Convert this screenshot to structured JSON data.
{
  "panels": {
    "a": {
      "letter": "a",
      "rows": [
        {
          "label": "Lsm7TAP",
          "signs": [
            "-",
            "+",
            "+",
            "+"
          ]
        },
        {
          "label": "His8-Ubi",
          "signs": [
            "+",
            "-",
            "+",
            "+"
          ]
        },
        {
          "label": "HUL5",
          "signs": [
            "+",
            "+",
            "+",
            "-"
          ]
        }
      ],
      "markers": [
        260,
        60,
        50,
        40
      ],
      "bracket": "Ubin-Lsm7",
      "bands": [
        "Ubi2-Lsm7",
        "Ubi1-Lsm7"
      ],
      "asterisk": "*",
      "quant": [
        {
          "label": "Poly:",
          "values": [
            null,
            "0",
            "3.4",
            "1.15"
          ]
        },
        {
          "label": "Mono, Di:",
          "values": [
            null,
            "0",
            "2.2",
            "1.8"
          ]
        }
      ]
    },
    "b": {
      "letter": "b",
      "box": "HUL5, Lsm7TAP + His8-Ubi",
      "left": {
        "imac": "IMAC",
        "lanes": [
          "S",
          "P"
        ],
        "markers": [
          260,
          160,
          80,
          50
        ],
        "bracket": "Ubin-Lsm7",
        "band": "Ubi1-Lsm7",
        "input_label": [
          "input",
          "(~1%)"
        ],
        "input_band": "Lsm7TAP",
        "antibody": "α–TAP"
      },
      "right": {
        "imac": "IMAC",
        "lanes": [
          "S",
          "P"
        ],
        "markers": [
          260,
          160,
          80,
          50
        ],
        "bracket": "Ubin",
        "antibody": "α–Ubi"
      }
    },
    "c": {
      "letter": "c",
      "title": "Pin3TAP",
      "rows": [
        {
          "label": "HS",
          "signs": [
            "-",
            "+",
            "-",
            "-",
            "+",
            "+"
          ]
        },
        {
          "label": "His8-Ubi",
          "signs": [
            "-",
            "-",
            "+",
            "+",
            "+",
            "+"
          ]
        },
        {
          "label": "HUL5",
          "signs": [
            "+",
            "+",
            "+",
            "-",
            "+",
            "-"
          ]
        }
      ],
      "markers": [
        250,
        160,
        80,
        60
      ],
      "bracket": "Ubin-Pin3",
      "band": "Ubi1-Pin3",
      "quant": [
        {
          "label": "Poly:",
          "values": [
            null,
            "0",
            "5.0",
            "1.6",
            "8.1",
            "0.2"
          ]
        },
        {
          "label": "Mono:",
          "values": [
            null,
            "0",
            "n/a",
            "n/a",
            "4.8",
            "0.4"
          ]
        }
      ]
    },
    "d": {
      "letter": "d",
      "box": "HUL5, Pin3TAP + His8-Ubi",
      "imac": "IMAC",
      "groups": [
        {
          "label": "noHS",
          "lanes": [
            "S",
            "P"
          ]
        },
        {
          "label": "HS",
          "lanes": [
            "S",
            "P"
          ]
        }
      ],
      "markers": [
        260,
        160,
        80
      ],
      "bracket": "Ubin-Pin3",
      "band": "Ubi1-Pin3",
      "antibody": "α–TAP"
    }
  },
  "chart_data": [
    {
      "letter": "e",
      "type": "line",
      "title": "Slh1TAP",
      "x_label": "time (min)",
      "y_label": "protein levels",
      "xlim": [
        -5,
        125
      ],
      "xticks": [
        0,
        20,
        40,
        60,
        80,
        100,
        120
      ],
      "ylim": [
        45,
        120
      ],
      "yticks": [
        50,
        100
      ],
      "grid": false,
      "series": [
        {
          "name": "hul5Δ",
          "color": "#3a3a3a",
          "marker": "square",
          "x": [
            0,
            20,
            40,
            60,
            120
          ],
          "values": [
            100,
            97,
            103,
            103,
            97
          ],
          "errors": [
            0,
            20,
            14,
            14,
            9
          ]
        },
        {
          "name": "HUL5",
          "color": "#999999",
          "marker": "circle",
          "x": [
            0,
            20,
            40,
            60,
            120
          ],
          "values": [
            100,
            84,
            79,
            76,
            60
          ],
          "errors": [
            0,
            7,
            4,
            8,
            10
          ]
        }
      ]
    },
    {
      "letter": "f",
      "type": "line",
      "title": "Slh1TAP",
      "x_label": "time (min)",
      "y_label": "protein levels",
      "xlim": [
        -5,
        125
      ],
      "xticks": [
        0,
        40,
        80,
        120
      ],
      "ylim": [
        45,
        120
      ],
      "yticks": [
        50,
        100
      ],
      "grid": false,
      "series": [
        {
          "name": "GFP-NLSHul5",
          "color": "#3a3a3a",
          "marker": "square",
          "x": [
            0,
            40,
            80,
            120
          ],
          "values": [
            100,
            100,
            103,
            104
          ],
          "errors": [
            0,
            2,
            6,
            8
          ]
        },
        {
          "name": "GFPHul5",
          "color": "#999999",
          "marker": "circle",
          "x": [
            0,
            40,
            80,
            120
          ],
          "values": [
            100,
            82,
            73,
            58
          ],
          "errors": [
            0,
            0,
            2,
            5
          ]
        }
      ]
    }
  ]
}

◆ Exercise instructions
Would you return each entry exactly as it reads?

◆ The answer
Convert this screenshot to structured JSON data.
{
  "panels": {
    "a": {
      "letter": "a",
      "rows": [
        {
          "label": "Lsm7TAP",
          "signs": [
            "-",
            "+",
            "+",
            "+"
          ]
        },
        {
          "label": "His8-Ubi",
          "signs": [
            "+",
            "-",
            "+",
            "+"
          ]
        },
        {
          "label": "HUL5",
          "signs": [
            "+",
            "+",
            "+",
            "-"
          ]
        }
      ],
      "markers": [
        260,
        60,
        50,
        40
      ],
      "bracket": "Ubin-Lsm7",
      "bands": [
        "Ubi2-Lsm7",
        "Ubi1-Lsm7"
      ],
      "asterisk": "*",
      "quant": [
        {
          "label": "Poly:",
          "values": [
            null,
            "0",
            "3.4",
            "1.15"
          ]
        },
        {
          "label": "Mono, Di:",
          "values": [
            null,
            "0",
            "2.2",
            "1.8"
          ]
        }
      ]
    },
    "b": {
      "letter": "b",
      "box": "HUL5, Lsm7TAP + His8-Ubi",
      "left": {
        "imac": "IMAC",
        "lanes": [
          "S",
          "P"
        ],
        "markers": [
          260,
          160,
          80,
          50
        ],
        "bracket": "Ubin-Lsm7",
        "band": "Ubi1-Lsm7",
        "input_label": [
          "input",
          "(~1%)"
        ],
        "input_band": "Lsm7TAP",
        "antibody": "α–TAP"
      },
      "right": {
        "imac": "IMAC",
        "lanes": [
          "S",
          "P"
        ],
        "markers": [
          260,
          160,
          80,
          50
        ],
        "bracket": "Ubin",
        "antibody": "α–Ubi"
      }
    },
    "c": {
      "letter": "c",
      "title": "Pin3TAP",
      "rows": [
        {
          "label": "HS",
          "signs": [
            "-",
            "+",
            "-",
            "-",
            "+",
            "+"
          ]
        },
        {
          "label": "His8-Ubi",
          "signs": [
            "-",
            "-",
            "+",
            "+",
            "+",
            "+"
          ]
        },
        {
          "label": "HUL5",
          "signs": [
            "+",
            "+",
            "+",
            "-",
            "+",
            "-"
          ]
        }
      ],
      "markers": [
        250,
        160,
        80,
        60
      ],
      "bracket": "Ubin-Pin3",
      "band": "Ubi1-Pin3",
      "quant": [
        {
          "label": "Poly:",
          "values": [
            null,
            "0",
            "5.0",
            "1.6",
            "8.1",
            "0.2"
          ]
        },
        {
          "label": "Mono:",
          "values": [
            null,
            "0",
            "n/a",
            "n/a",
            "4.8",
            "0.4"
          ]
        }
      ]
    },
    "d": {
      "letter": "d",
      "box": "HUL5, Pin3TAP + His8-Ubi",
      "imac": "IMAC",
      "groups": [
        {
          "label": "noHS",
          "lanes": [
            "S",
            "P"
          ]
        },
        {
          "label": "HS",
          "lanes": [
            "S",
            "P"
          ]
        }
      ],
      "markers": [
        260,
        160,
        80
      ],
      "bracket": "Ubin-Pin3",
      "band": "Ubi1-Pin3",
      "antibody": "α–TAP"
    }
  },
  "chart_data": [
    {
      "letter": "e",
      "type": "line",
      "title": "Slh1TAP",
      "x_label": "time (min)",
      "y_label": "protein levels",
      "xlim": [
        -5,
        125
      ],
      "xticks": [
        0,
        20,
        40,
        60,
        80,
        100,
        120
      ],
      "ylim": [
        45,
        120
      ],
      "yticks": [
        50,
        100
      ],
      "grid": false,
      "series": [
        {
          "name": "hul5Δ",
          "color": "#3a3a3a",
          "marker": "square",
          "x": [
            0,
            20,
            40,
            60,
            120
          ],
          "values": [
            100,
            97,
            103,
            103,
            97
          ],
          "errors": [
            0,
            20,
            14,
            14,
            9
          ]
        },
        {
          "name": "HUL5",
          "color": "#999999",
          "marker": "circle",
          "x": [
            0,
            20,
            40,
            60,
            120
          ],
          "values": [
            100,
            84,
            79,
            76,
            60
          ],
          "errors": [
            0,
            7,
            4,
            8,
            10
          ]
        }
      ]
    },
    {
      "letter": "f",
      "type": "line",
      "title": "Slh1TAP",
      "x_label": "time (min)",
      "y_label": "protein levels",
      "xlim": [
        -5,
        125
      ],
      "xticks": [
        0,
        40,
        80,
        120
      ],
      "ylim": [
        45,
        120
      ],
      "yticks": [
        50,
        100
      ],
      "grid": false,
      "series": [
        {
          "name": "GFP-NLSHul5",
          "color": "#3a3a3a",
          "marker": "square",
          "x": [
            0,
            40,
            80,
            120
          ],
          "values": [
            100,
            100,
            103,
            104
          ],
          "errors": [
            0,
            2,
            6,
            8
          ]
        },
        {
          "name": "GFPHul5",
          "color": "#999999",
          "marker": "circle",
          "x": [
            0,
            40,
            80,
            120
          ],
          "values": [
            100,
            82,
            73,
            58
          ],
          "errors": [
            0,
            0,
            2,
            5
          ]
        }
      ]
    }
  ]
}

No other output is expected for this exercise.